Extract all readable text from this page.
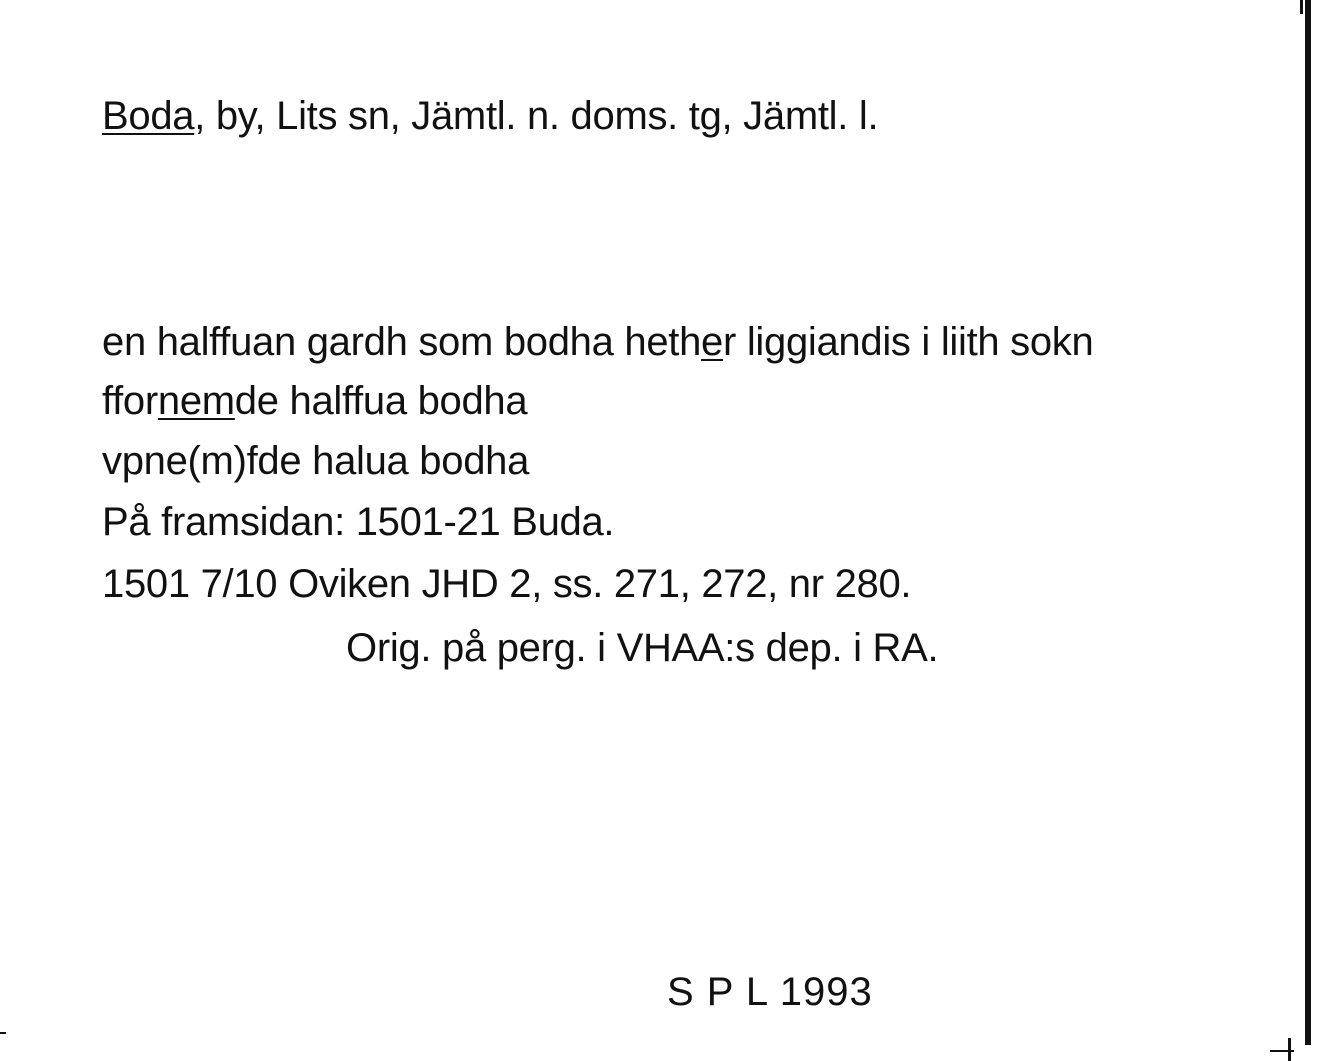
Boda, by, Lits sn, Jämtl. n. doms. tg, Jämtl. l.
en halffuan gardh som bodha hether liggiandis i liith sokn
ffornemde halffua bodha
vpne(m)fde halua bodha
På framsidan: 1501-21 Buda.
1501 7/10 Oviken JHD 2, ss. 271, 272, nr 280.
Orig. på perg. i VHAA:s dep. i RA.
S P L 1993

_Given instruction_.
Pictures are excluded; copy all other data exactly as shown.

_Full answer_.
Extract all readable text from this page.
Boda, by, Lits sn, Jämtl. n. doms. tg, Jämtl. l.
en halffuan gardh som bodha hether liggiandis i liith sokn
ffornemde halffua bodha
vpne(m)fde halua bodha
På framsidan: 1501-21 Buda.
1501 7/10 Oviken JHD 2, ss. 271, 272, nr 280.
Orig. på perg. i VHAA:s dep. i RA.
S P L 1993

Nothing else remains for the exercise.